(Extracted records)
—————
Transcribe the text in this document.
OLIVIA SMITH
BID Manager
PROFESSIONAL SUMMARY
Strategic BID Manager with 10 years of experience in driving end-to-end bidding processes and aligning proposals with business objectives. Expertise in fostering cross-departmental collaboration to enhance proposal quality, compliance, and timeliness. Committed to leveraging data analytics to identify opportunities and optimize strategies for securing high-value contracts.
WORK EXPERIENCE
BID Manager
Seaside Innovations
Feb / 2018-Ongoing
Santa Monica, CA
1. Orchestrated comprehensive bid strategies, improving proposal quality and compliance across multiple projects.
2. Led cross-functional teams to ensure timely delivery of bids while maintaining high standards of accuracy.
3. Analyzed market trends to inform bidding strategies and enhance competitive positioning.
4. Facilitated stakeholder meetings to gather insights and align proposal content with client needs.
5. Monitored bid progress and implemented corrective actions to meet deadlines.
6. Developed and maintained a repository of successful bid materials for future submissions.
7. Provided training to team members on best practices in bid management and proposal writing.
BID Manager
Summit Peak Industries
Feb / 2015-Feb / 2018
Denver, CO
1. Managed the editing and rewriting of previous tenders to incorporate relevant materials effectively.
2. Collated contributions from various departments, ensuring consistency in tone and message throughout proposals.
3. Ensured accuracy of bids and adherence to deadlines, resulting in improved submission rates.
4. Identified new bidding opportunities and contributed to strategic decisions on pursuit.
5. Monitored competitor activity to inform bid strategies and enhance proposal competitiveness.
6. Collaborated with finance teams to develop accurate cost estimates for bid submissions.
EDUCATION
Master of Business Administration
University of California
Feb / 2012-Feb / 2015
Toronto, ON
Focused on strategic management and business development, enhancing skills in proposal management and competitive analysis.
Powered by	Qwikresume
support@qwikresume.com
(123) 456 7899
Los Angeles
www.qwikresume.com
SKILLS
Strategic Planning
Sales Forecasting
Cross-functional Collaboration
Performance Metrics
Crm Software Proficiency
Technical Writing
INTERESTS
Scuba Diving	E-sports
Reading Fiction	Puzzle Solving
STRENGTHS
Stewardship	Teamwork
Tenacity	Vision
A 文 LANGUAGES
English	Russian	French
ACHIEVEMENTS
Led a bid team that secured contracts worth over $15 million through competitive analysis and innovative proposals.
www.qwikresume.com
—————
WHAT IS REQUIRED
The records above should be duplicated in full, exactly as given.

WRITTEN ANSWER
Transcribe the text in this document.
OLIVIA SMITH
BID Manager
PROFESSIONAL SUMMARY
Strategic BID Manager with 10 years of experience in driving end-to-end bidding processes and aligning proposals with business objectives. Expertise in fostering cross-departmental collaboration to enhance proposal quality, compliance, and timeliness. Committed to leveraging data analytics to identify opportunities and optimize strategies for securing high-value contracts.
WORK EXPERIENCE
BID Manager
Seaside Innovations
Feb / 2018-Ongoing
Santa Monica, CA
1. Orchestrated comprehensive bid strategies, improving proposal quality and compliance across multiple projects.
2. Led cross-functional teams to ensure timely delivery of bids while maintaining high standards of accuracy.
3. Analyzed market trends to inform bidding strategies and enhance competitive positioning.
4. Facilitated stakeholder meetings to gather insights and align proposal content with client needs.
5. Monitored bid progress and implemented corrective actions to meet deadlines.
6. Developed and maintained a repository of successful bid materials for future submissions.
7. Provided training to team members on best practices in bid management and proposal writing.
BID Manager
Summit Peak Industries
Feb / 2015-Feb / 2018
Denver, CO
1. Managed the editing and rewriting of previous tenders to incorporate relevant materials effectively.
2. Collated contributions from various departments, ensuring consistency in tone and message throughout proposals.
3. Ensured accuracy of bids and adherence to deadlines, resulting in improved submission rates.
4. Identified new bidding opportunities and contributed to strategic decisions on pursuit.
5. Monitored competitor activity to inform bid strategies and enhance proposal competitiveness.
6. Collaborated with finance teams to develop accurate cost estimates for bid submissions.
EDUCATION
Master of Business Administration
University of California
Feb / 2012-Feb / 2015
Toronto, ON
Focused on strategic management and business development, enhancing skills in proposal management and competitive analysis.
Powered by	Qwikresume
support@qwikresume.com
(123) 456 7899
Los Angeles
www.qwikresume.com
SKILLS
Strategic Planning
Sales Forecasting
Cross-functional Collaboration
Performance Metrics
Crm Software Proficiency
Technical Writing
INTERESTS
Scuba Diving	E-sports
Reading Fiction	Puzzle Solving
STRENGTHS
Stewardship	Teamwork
Tenacity	Vision
A 文 LANGUAGES
English	Russian	French
ACHIEVEMENTS
Led a bid team that secured contracts worth over $15 million through competitive analysis and innovative proposals.
www.qwikresume.com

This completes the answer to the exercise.